Reproduce each line exactly, including spacing and punctuation.

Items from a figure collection
+ + +

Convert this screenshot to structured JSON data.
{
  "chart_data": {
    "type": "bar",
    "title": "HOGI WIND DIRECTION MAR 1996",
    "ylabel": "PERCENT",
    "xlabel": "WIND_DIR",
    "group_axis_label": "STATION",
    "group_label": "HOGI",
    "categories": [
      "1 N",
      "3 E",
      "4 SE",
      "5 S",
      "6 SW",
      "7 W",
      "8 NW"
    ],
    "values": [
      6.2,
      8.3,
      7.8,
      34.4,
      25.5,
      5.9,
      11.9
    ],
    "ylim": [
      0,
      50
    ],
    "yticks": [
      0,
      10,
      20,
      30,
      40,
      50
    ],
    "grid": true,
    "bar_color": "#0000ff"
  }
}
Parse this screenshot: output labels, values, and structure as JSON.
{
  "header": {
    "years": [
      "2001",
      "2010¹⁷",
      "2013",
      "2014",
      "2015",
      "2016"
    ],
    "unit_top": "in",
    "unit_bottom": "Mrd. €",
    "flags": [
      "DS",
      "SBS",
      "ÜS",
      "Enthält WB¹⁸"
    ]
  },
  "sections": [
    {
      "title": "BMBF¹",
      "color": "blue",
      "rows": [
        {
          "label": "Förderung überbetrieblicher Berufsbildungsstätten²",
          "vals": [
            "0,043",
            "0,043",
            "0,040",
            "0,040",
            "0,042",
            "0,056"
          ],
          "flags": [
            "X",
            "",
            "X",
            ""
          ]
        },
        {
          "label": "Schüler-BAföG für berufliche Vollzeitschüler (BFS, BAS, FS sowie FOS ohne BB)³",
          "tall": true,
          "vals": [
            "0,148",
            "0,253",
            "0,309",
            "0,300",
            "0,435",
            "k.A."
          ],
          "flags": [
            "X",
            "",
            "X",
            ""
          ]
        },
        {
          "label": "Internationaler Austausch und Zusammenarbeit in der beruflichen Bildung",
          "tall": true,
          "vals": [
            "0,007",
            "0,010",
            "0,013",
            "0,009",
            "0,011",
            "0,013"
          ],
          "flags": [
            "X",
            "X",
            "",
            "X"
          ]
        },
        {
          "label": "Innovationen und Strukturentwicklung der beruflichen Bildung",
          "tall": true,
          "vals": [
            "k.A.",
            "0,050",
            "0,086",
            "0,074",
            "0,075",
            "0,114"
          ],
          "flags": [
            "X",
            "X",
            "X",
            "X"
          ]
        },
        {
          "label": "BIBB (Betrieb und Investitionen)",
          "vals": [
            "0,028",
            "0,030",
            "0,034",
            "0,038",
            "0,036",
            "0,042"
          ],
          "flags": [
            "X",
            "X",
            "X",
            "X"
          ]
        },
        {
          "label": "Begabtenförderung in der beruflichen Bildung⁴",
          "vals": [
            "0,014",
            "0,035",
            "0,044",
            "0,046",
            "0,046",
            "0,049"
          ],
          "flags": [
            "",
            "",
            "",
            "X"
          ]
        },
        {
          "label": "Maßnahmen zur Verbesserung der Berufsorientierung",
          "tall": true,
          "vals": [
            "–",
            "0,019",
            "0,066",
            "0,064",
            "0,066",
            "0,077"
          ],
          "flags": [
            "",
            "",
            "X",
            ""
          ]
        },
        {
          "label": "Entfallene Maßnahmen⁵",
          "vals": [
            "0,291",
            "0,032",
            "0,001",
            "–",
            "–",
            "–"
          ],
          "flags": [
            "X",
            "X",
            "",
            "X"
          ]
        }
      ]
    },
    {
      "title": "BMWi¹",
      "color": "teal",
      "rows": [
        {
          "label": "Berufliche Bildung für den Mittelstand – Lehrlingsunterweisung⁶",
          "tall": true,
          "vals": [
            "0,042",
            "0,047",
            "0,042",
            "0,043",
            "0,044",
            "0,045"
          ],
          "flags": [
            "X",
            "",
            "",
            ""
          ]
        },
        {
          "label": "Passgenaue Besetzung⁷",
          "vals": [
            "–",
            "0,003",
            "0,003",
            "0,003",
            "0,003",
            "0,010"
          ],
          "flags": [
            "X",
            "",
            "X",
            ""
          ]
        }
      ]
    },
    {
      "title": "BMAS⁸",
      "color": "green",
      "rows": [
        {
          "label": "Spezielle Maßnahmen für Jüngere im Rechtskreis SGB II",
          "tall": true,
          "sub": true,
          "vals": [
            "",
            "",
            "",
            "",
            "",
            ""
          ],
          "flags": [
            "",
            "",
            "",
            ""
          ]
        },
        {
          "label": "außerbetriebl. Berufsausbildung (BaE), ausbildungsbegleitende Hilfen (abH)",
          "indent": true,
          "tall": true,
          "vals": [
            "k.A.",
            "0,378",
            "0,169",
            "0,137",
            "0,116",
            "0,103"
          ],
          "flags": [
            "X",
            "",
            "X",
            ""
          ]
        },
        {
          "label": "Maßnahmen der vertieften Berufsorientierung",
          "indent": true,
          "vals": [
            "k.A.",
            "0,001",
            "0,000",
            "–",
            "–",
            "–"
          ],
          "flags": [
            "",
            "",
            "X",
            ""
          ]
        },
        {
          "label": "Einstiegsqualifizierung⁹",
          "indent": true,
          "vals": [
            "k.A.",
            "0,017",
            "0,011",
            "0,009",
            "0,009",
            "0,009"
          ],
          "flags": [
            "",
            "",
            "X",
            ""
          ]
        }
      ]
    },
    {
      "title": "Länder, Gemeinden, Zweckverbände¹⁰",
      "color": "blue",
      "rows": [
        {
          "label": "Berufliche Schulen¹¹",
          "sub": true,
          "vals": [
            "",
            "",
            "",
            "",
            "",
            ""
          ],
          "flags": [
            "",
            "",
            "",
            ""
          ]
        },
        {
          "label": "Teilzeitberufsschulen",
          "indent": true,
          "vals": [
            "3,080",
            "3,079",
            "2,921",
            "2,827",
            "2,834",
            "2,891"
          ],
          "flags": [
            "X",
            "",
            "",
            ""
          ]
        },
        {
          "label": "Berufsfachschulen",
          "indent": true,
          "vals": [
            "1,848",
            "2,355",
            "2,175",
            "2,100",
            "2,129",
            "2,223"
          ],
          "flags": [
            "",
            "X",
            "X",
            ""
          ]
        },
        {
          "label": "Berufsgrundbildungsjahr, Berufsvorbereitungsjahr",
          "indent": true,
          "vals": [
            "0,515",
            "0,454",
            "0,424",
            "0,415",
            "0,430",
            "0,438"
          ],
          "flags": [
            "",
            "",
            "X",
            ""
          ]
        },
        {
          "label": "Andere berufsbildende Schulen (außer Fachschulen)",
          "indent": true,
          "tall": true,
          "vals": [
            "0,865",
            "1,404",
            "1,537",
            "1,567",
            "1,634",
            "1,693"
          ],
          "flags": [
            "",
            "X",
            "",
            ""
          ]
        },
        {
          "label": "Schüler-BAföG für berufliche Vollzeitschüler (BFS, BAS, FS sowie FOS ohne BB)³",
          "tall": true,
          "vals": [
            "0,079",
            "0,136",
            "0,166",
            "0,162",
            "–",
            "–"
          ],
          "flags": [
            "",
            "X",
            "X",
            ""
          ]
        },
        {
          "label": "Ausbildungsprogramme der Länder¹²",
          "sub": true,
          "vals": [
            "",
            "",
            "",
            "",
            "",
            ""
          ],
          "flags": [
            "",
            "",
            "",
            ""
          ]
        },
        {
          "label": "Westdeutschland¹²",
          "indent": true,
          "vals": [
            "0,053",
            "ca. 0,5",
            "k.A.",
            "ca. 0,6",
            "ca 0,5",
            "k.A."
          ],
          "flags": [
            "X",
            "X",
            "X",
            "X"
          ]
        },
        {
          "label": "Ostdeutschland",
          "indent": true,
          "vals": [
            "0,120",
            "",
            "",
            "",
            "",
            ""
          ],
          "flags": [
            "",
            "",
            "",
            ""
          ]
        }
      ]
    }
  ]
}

+ + +

● Finished task
Convert this screenshot to structured JSON data.
{
  "chart_data": {
    "type": "bar",
    "title": "HOGI WIND DIRECTION MAR 1996",
    "ylabel": "PERCENT",
    "xlabel": "WIND_DIR",
    "group_axis_label": "STATION",
    "group_label": "HOGI",
    "categories": [
      "1 N",
      "3 E",
      "4 SE",
      "5 S",
      "6 SW",
      "7 W",
      "8 NW"
    ],
    "values": [
      6.2,
      8.3,
      7.8,
      34.4,
      25.5,
      5.9,
      11.9
    ],
    "ylim": [
      0,
      50
    ],
    "yticks": [
      0,
      10,
      20,
      30,
      40,
      50
    ],
    "grid": true,
    "bar_color": "#0000ff"
  }
}
Parse this screenshot: output labels, values, and structure as JSON.
{
  "header": {
    "years": [
      "2001",
      "2010¹⁷",
      "2013",
      "2014",
      "2015",
      "2016"
    ],
    "unit_top": "in",
    "unit_bottom": "Mrd. €",
    "flags": [
      "DS",
      "SBS",
      "ÜS",
      "Enthält WB¹⁸"
    ]
  },
  "sections": [
    {
      "title": "BMBF¹",
      "color": "blue",
      "rows": [
        {
          "label": "Förderung überbetrieblicher Berufsbildungsstätten²",
          "vals": [
            "0,043",
            "0,043",
            "0,040",
            "0,040",
            "0,042",
            "0,056"
          ],
          "flags": [
            "X",
            "",
            "X",
            ""
          ]
        },
        {
          "label": "Schüler-BAföG für berufliche Vollzeitschüler (BFS, BAS, FS sowie FOS ohne BB)³",
          "tall": true,
          "vals": [
            "0,148",
            "0,253",
            "0,309",
            "0,300",
            "0,435",
            "k.A."
          ],
          "flags": [
            "X",
            "",
            "X",
            ""
          ]
        },
        {
          "label": "Internationaler Austausch und Zusammenarbeit in der beruflichen Bildung",
          "tall": true,
          "vals": [
            "0,007",
            "0,010",
            "0,013",
            "0,009",
            "0,011",
            "0,013"
          ],
          "flags": [
            "X",
            "X",
            "",
            "X"
          ]
        },
        {
          "label": "Innovationen und Strukturentwicklung der beruflichen Bildung",
          "tall": true,
          "vals": [
            "k.A.",
            "0,050",
            "0,086",
            "0,074",
            "0,075",
            "0,114"
          ],
          "flags": [
            "X",
            "X",
            "X",
            "X"
          ]
        },
        {
          "label": "BIBB (Betrieb und Investitionen)",
          "vals": [
            "0,028",
            "0,030",
            "0,034",
            "0,038",
            "0,036",
            "0,042"
          ],
          "flags": [
            "X",
            "X",
            "X",
            "X"
          ]
        },
        {
          "label": "Begabtenförderung in der beruflichen Bildung⁴",
          "vals": [
            "0,014",
            "0,035",
            "0,044",
            "0,046",
            "0,046",
            "0,049"
          ],
          "flags": [
            "",
            "",
            "",
            "X"
          ]
        },
        {
          "label": "Maßnahmen zur Verbesserung der Berufsorientierung",
          "tall": true,
          "vals": [
            "–",
            "0,019",
            "0,066",
            "0,064",
            "0,066",
            "0,077"
          ],
          "flags": [
            "",
            "",
            "X",
            ""
          ]
        },
        {
          "label": "Entfallene Maßnahmen⁵",
          "vals": [
            "0,291",
            "0,032",
            "0,001",
            "–",
            "–",
            "–"
          ],
          "flags": [
            "X",
            "X",
            "",
            "X"
          ]
        }
      ]
    },
    {
      "title": "BMWi¹",
      "color": "teal",
      "rows": [
        {
          "label": "Berufliche Bildung für den Mittelstand – Lehrlingsunterweisung⁶",
          "tall": true,
          "vals": [
            "0,042",
            "0,047",
            "0,042",
            "0,043",
            "0,044",
            "0,045"
          ],
          "flags": [
            "X",
            "",
            "",
            ""
          ]
        },
        {
          "label": "Passgenaue Besetzung⁷",
          "vals": [
            "–",
            "0,003",
            "0,003",
            "0,003",
            "0,003",
            "0,010"
          ],
          "flags": [
            "X",
            "",
            "X",
            ""
          ]
        }
      ]
    },
    {
      "title": "BMAS⁸",
      "color": "green",
      "rows": [
        {
          "label": "Spezielle Maßnahmen für Jüngere im Rechtskreis SGB II",
          "tall": true,
          "sub": true,
          "vals": [
            "",
            "",
            "",
            "",
            "",
            ""
          ],
          "flags": [
            "",
            "",
            "",
            ""
          ]
        },
        {
          "label": "außerbetriebl. Berufsausbildung (BaE), ausbildungsbegleitende Hilfen (abH)",
          "indent": true,
          "tall": true,
          "vals": [
            "k.A.",
            "0,378",
            "0,169",
            "0,137",
            "0,116",
            "0,103"
          ],
          "flags": [
            "X",
            "",
            "X",
            ""
          ]
        },
        {
          "label": "Maßnahmen der vertieften Berufsorientierung",
          "indent": true,
          "vals": [
            "k.A.",
            "0,001",
            "0,000",
            "–",
            "–",
            "–"
          ],
          "flags": [
            "",
            "",
            "X",
            ""
          ]
        },
        {
          "label": "Einstiegsqualifizierung⁹",
          "indent": true,
          "vals": [
            "k.A.",
            "0,017",
            "0,011",
            "0,009",
            "0,009",
            "0,009"
          ],
          "flags": [
            "",
            "",
            "X",
            ""
          ]
        }
      ]
    },
    {
      "title": "Länder, Gemeinden, Zweckverbände¹⁰",
      "color": "blue",
      "rows": [
        {
          "label": "Berufliche Schulen¹¹",
          "sub": true,
          "vals": [
            "",
            "",
            "",
            "",
            "",
            ""
          ],
          "flags": [
            "",
            "",
            "",
            ""
          ]
        },
        {
          "label": "Teilzeitberufsschulen",
          "indent": true,
          "vals": [
            "3,080",
            "3,079",
            "2,921",
            "2,827",
            "2,834",
            "2,891"
          ],
          "flags": [
            "X",
            "",
            "",
            ""
          ]
        },
        {
          "label": "Berufsfachschulen",
          "indent": true,
          "vals": [
            "1,848",
            "2,355",
            "2,175",
            "2,100",
            "2,129",
            "2,223"
          ],
          "flags": [
            "",
            "X",
            "X",
            ""
          ]
        },
        {
          "label": "Berufsgrundbildungsjahr, Berufsvorbereitungsjahr",
          "indent": true,
          "vals": [
            "0,515",
            "0,454",
            "0,424",
            "0,415",
            "0,430",
            "0,438"
          ],
          "flags": [
            "",
            "",
            "X",
            ""
          ]
        },
        {
          "label": "Andere berufsbildende Schulen (außer Fachschulen)",
          "indent": true,
          "tall": true,
          "vals": [
            "0,865",
            "1,404",
            "1,537",
            "1,567",
            "1,634",
            "1,693"
          ],
          "flags": [
            "",
            "X",
            "",
            ""
          ]
        },
        {
          "label": "Schüler-BAföG für berufliche Vollzeitschüler (BFS, BAS, FS sowie FOS ohne BB)³",
          "tall": true,
          "vals": [
            "0,079",
            "0,136",
            "0,166",
            "0,162",
            "–",
            "–"
          ],
          "flags": [
            "",
            "X",
            "X",
            ""
          ]
        },
        {
          "label": "Ausbildungsprogramme der Länder¹²",
          "sub": true,
          "vals": [
            "",
            "",
            "",
            "",
            "",
            ""
          ],
          "flags": [
            "",
            "",
            "",
            ""
          ]
        },
        {
          "label": "Westdeutschland¹²",
          "indent": true,
          "vals": [
            "0,053",
            "ca. 0,5",
            "k.A.",
            "ca. 0,6",
            "ca 0,5",
            "k.A."
          ],
          "flags": [
            "X",
            "X",
            "X",
            "X"
          ]
        },
        {
          "label": "Ostdeutschland",
          "indent": true,
          "vals": [
            "0,120",
            "",
            "",
            "",
            "",
            ""
          ],
          "flags": [
            "",
            "",
            "",
            ""
          ]
        }
      ]
    }
  ]
}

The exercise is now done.